**STATED EXERCISE**
Your task is to reproduce the entries below word for word.

++++ DATA RECORDS

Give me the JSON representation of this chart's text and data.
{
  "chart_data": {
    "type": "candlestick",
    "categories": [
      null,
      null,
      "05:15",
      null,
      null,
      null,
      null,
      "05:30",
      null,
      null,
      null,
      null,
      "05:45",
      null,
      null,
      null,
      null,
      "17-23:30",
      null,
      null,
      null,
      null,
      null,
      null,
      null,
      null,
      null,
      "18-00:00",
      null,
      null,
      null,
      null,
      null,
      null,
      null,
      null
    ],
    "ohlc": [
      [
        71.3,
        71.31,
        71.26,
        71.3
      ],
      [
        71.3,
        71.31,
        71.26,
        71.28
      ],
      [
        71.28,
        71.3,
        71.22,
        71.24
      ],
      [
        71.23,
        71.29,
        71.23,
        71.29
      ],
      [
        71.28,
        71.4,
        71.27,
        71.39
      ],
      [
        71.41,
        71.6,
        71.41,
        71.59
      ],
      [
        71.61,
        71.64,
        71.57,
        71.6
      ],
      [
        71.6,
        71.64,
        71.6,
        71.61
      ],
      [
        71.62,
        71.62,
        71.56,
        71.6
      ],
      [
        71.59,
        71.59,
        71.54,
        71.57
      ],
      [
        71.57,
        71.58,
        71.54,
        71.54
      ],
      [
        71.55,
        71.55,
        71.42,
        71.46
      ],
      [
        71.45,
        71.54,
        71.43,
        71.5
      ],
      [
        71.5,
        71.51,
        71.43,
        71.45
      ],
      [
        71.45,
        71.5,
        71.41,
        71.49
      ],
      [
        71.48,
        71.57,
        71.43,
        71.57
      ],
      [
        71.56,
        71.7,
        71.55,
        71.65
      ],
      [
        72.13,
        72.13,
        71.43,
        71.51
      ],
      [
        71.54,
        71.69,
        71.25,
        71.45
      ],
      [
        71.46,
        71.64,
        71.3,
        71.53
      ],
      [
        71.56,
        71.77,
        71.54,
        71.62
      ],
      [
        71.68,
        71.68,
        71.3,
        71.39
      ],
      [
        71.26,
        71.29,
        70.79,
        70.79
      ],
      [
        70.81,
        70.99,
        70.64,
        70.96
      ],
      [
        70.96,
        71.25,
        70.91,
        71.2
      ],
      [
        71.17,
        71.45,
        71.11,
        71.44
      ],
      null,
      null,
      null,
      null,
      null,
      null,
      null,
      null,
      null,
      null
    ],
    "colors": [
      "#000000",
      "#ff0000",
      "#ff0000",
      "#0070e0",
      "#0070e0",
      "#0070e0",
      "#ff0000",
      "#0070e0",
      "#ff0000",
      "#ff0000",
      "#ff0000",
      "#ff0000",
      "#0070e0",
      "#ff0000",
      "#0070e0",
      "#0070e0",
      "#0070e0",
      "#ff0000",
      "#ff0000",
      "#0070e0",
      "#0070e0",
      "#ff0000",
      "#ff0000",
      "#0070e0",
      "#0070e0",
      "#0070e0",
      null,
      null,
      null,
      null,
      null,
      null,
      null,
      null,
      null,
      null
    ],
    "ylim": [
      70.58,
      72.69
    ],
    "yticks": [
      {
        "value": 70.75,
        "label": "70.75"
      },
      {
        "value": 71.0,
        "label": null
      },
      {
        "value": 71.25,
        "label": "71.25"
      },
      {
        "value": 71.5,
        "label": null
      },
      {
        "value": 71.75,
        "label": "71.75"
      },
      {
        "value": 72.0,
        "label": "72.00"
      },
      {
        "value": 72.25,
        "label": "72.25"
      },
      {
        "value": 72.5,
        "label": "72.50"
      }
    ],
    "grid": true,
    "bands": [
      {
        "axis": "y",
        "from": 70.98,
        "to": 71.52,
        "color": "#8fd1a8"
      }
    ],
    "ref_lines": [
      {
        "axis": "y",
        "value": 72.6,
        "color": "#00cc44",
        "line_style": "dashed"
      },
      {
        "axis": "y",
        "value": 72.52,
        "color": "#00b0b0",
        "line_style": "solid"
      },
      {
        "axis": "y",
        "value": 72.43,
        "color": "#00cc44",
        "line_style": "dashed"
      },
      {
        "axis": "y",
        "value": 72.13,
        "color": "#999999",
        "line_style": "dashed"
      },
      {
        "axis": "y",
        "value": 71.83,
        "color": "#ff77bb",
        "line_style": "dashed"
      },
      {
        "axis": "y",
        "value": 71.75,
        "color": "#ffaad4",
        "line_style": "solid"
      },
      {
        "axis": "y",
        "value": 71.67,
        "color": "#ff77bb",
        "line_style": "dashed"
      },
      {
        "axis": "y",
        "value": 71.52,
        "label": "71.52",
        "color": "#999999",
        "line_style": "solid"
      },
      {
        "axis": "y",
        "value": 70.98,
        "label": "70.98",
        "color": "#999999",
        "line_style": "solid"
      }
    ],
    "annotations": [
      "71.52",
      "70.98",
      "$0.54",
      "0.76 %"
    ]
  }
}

++++++++

**TASK OUTPUT**
Give me the JSON representation of this chart's text and data.
{
  "chart_data": {
    "type": "candlestick",
    "categories": [
      null,
      null,
      "05:15",
      null,
      null,
      null,
      null,
      "05:30",
      null,
      null,
      null,
      null,
      "05:45",
      null,
      null,
      null,
      null,
      "17-23:30",
      null,
      null,
      null,
      null,
      null,
      null,
      null,
      null,
      null,
      "18-00:00",
      null,
      null,
      null,
      null,
      null,
      null,
      null,
      null
    ],
    "ohlc": [
      [
        71.3,
        71.31,
        71.26,
        71.3
      ],
      [
        71.3,
        71.31,
        71.26,
        71.28
      ],
      [
        71.28,
        71.3,
        71.22,
        71.24
      ],
      [
        71.23,
        71.29,
        71.23,
        71.29
      ],
      [
        71.28,
        71.4,
        71.27,
        71.39
      ],
      [
        71.41,
        71.6,
        71.41,
        71.59
      ],
      [
        71.61,
        71.64,
        71.57,
        71.6
      ],
      [
        71.6,
        71.64,
        71.6,
        71.61
      ],
      [
        71.62,
        71.62,
        71.56,
        71.6
      ],
      [
        71.59,
        71.59,
        71.54,
        71.57
      ],
      [
        71.57,
        71.58,
        71.54,
        71.54
      ],
      [
        71.55,
        71.55,
        71.42,
        71.46
      ],
      [
        71.45,
        71.54,
        71.43,
        71.5
      ],
      [
        71.5,
        71.51,
        71.43,
        71.45
      ],
      [
        71.45,
        71.5,
        71.41,
        71.49
      ],
      [
        71.48,
        71.57,
        71.43,
        71.57
      ],
      [
        71.56,
        71.7,
        71.55,
        71.65
      ],
      [
        72.13,
        72.13,
        71.43,
        71.51
      ],
      [
        71.54,
        71.69,
        71.25,
        71.45
      ],
      [
        71.46,
        71.64,
        71.3,
        71.53
      ],
      [
        71.56,
        71.77,
        71.54,
        71.62
      ],
      [
        71.68,
        71.68,
        71.3,
        71.39
      ],
      [
        71.26,
        71.29,
        70.79,
        70.79
      ],
      [
        70.81,
        70.99,
        70.64,
        70.96
      ],
      [
        70.96,
        71.25,
        70.91,
        71.2
      ],
      [
        71.17,
        71.45,
        71.11,
        71.44
      ],
      null,
      null,
      null,
      null,
      null,
      null,
      null,
      null,
      null,
      null
    ],
    "colors": [
      "#000000",
      "#ff0000",
      "#ff0000",
      "#0070e0",
      "#0070e0",
      "#0070e0",
      "#ff0000",
      "#0070e0",
      "#ff0000",
      "#ff0000",
      "#ff0000",
      "#ff0000",
      "#0070e0",
      "#ff0000",
      "#0070e0",
      "#0070e0",
      "#0070e0",
      "#ff0000",
      "#ff0000",
      "#0070e0",
      "#0070e0",
      "#ff0000",
      "#ff0000",
      "#0070e0",
      "#0070e0",
      "#0070e0",
      null,
      null,
      null,
      null,
      null,
      null,
      null,
      null,
      null,
      null
    ],
    "ylim": [
      70.58,
      72.69
    ],
    "yticks": [
      {
        "value": 70.75,
        "label": "70.75"
      },
      {
        "value": 71.0,
        "label": null
      },
      {
        "value": 71.25,
        "label": "71.25"
      },
      {
        "value": 71.5,
        "label": null
      },
      {
        "value": 71.75,
        "label": "71.75"
      },
      {
        "value": 72.0,
        "label": "72.00"
      },
      {
        "value": 72.25,
        "label": "72.25"
      },
      {
        "value": 72.5,
        "label": "72.50"
      }
    ],
    "grid": true,
    "bands": [
      {
        "axis": "y",
        "from": 70.98,
        "to": 71.52,
        "color": "#8fd1a8"
      }
    ],
    "ref_lines": [
      {
        "axis": "y",
        "value": 72.6,
        "color": "#00cc44",
        "line_style": "dashed"
      },
      {
        "axis": "y",
        "value": 72.52,
        "color": "#00b0b0",
        "line_style": "solid"
      },
      {
        "axis": "y",
        "value": 72.43,
        "color": "#00cc44",
        "line_style": "dashed"
      },
      {
        "axis": "y",
        "value": 72.13,
        "color": "#999999",
        "line_style": "dashed"
      },
      {
        "axis": "y",
        "value": 71.83,
        "color": "#ff77bb",
        "line_style": "dashed"
      },
      {
        "axis": "y",
        "value": 71.75,
        "color": "#ffaad4",
        "line_style": "solid"
      },
      {
        "axis": "y",
        "value": 71.67,
        "color": "#ff77bb",
        "line_style": "dashed"
      },
      {
        "axis": "y",
        "value": 71.52,
        "label": "71.52",
        "color": "#999999",
        "line_style": "solid"
      },
      {
        "axis": "y",
        "value": 70.98,
        "label": "70.98",
        "color": "#999999",
        "line_style": "solid"
      }
    ],
    "annotations": [
      "71.52",
      "70.98",
      "$0.54",
      "0.76 %"
    ]
  }
}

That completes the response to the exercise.